Exercise data
------------------------------------------------
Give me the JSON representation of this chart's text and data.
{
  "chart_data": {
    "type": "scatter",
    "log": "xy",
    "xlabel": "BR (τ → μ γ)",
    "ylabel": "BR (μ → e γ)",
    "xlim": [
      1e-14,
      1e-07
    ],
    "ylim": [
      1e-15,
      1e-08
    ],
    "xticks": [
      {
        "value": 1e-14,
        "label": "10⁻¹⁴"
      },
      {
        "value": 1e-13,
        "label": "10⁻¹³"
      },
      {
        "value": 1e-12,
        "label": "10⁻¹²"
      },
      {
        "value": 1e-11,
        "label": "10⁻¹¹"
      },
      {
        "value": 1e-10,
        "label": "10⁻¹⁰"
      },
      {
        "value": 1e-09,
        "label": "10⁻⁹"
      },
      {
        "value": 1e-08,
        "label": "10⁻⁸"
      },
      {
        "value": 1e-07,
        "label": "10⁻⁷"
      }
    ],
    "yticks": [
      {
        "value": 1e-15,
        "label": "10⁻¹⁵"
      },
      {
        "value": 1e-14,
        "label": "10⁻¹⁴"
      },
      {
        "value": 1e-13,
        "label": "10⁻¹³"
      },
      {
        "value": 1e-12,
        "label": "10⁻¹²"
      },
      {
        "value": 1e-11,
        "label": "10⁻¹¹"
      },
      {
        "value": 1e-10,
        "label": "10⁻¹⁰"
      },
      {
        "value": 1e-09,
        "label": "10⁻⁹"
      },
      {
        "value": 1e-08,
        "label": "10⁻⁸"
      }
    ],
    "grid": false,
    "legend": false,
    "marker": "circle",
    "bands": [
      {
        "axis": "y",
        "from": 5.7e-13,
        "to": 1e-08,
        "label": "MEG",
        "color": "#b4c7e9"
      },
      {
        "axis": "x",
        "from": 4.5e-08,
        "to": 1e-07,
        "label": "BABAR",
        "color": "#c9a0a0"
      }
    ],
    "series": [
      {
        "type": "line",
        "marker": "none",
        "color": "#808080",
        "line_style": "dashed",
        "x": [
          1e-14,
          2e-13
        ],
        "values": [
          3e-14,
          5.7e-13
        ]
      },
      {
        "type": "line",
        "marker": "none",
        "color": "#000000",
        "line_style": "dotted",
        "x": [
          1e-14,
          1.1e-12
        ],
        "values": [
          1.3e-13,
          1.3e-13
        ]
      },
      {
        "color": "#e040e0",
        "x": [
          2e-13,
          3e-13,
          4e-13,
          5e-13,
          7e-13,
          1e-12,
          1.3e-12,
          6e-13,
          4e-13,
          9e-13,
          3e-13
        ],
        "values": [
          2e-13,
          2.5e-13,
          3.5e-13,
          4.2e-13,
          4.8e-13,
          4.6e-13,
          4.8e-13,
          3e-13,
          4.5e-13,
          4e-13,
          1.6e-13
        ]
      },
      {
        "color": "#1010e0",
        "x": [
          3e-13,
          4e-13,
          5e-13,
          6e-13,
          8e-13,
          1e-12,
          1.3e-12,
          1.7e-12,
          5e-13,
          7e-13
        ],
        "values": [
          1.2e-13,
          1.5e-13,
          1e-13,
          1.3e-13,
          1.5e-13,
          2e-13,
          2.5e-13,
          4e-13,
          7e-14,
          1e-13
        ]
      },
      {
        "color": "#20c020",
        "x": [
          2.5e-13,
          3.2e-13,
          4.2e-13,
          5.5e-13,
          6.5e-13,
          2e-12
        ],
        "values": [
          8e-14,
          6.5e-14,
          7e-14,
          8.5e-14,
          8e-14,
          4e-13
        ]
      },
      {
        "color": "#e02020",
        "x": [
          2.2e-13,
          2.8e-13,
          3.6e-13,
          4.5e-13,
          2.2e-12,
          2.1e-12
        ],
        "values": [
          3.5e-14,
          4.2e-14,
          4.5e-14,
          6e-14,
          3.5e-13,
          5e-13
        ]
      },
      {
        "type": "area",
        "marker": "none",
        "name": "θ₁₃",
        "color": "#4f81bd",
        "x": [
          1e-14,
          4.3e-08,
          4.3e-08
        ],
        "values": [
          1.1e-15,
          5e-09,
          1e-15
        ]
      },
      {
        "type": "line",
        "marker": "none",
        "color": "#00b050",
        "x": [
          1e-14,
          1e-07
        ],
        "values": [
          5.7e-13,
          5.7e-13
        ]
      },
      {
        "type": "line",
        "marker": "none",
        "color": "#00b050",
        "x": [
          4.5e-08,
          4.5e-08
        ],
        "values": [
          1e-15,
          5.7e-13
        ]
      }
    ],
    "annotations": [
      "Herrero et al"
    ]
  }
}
------------------------------------------------
Short task
Output each entry precisely as given.

Exercise output
Give me the JSON representation of this chart's text and data.
{
  "chart_data": {
    "type": "scatter",
    "log": "xy",
    "xlabel": "BR (τ → μ γ)",
    "ylabel": "BR (μ → e γ)",
    "xlim": [
      1e-14,
      1e-07
    ],
    "ylim": [
      1e-15,
      1e-08
    ],
    "xticks": [
      {
        "value": 1e-14,
        "label": "10⁻¹⁴"
      },
      {
        "value": 1e-13,
        "label": "10⁻¹³"
      },
      {
        "value": 1e-12,
        "label": "10⁻¹²"
      },
      {
        "value": 1e-11,
        "label": "10⁻¹¹"
      },
      {
        "value": 1e-10,
        "label": "10⁻¹⁰"
      },
      {
        "value": 1e-09,
        "label": "10⁻⁹"
      },
      {
        "value": 1e-08,
        "label": "10⁻⁸"
      },
      {
        "value": 1e-07,
        "label": "10⁻⁷"
      }
    ],
    "yticks": [
      {
        "value": 1e-15,
        "label": "10⁻¹⁵"
      },
      {
        "value": 1e-14,
        "label": "10⁻¹⁴"
      },
      {
        "value": 1e-13,
        "label": "10⁻¹³"
      },
      {
        "value": 1e-12,
        "label": "10⁻¹²"
      },
      {
        "value": 1e-11,
        "label": "10⁻¹¹"
      },
      {
        "value": 1e-10,
        "label": "10⁻¹⁰"
      },
      {
        "value": 1e-09,
        "label": "10⁻⁹"
      },
      {
        "value": 1e-08,
        "label": "10⁻⁸"
      }
    ],
    "grid": false,
    "legend": false,
    "marker": "circle",
    "bands": [
      {
        "axis": "y",
        "from": 5.7e-13,
        "to": 1e-08,
        "label": "MEG",
        "color": "#b4c7e9"
      },
      {
        "axis": "x",
        "from": 4.5e-08,
        "to": 1e-07,
        "label": "BABAR",
        "color": "#c9a0a0"
      }
    ],
    "series": [
      {
        "type": "line",
        "marker": "none",
        "color": "#808080",
        "line_style": "dashed",
        "x": [
          1e-14,
          2e-13
        ],
        "values": [
          3e-14,
          5.7e-13
        ]
      },
      {
        "type": "line",
        "marker": "none",
        "color": "#000000",
        "line_style": "dotted",
        "x": [
          1e-14,
          1.1e-12
        ],
        "values": [
          1.3e-13,
          1.3e-13
        ]
      },
      {
        "color": "#e040e0",
        "x": [
          2e-13,
          3e-13,
          4e-13,
          5e-13,
          7e-13,
          1e-12,
          1.3e-12,
          6e-13,
          4e-13,
          9e-13,
          3e-13
        ],
        "values": [
          2e-13,
          2.5e-13,
          3.5e-13,
          4.2e-13,
          4.8e-13,
          4.6e-13,
          4.8e-13,
          3e-13,
          4.5e-13,
          4e-13,
          1.6e-13
        ]
      },
      {
        "color": "#1010e0",
        "x": [
          3e-13,
          4e-13,
          5e-13,
          6e-13,
          8e-13,
          1e-12,
          1.3e-12,
          1.7e-12,
          5e-13,
          7e-13
        ],
        "values": [
          1.2e-13,
          1.5e-13,
          1e-13,
          1.3e-13,
          1.5e-13,
          2e-13,
          2.5e-13,
          4e-13,
          7e-14,
          1e-13
        ]
      },
      {
        "color": "#20c020",
        "x": [
          2.5e-13,
          3.2e-13,
          4.2e-13,
          5.5e-13,
          6.5e-13,
          2e-12
        ],
        "values": [
          8e-14,
          6.5e-14,
          7e-14,
          8.5e-14,
          8e-14,
          4e-13
        ]
      },
      {
        "color": "#e02020",
        "x": [
          2.2e-13,
          2.8e-13,
          3.6e-13,
          4.5e-13,
          2.2e-12,
          2.1e-12
        ],
        "values": [
          3.5e-14,
          4.2e-14,
          4.5e-14,
          6e-14,
          3.5e-13,
          5e-13
        ]
      },
      {
        "type": "area",
        "marker": "none",
        "name": "θ₁₃",
        "color": "#4f81bd",
        "x": [
          1e-14,
          4.3e-08,
          4.3e-08
        ],
        "values": [
          1.1e-15,
          5e-09,
          1e-15
        ]
      },
      {
        "type": "line",
        "marker": "none",
        "color": "#00b050",
        "x": [
          1e-14,
          1e-07
        ],
        "values": [
          5.7e-13,
          5.7e-13
        ]
      },
      {
        "type": "line",
        "marker": "none",
        "color": "#00b050",
        "x": [
          4.5e-08,
          4.5e-08
        ],
        "values": [
          1e-15,
          5.7e-13
        ]
      }
    ],
    "annotations": [
      "Herrero et al"
    ]
  }
}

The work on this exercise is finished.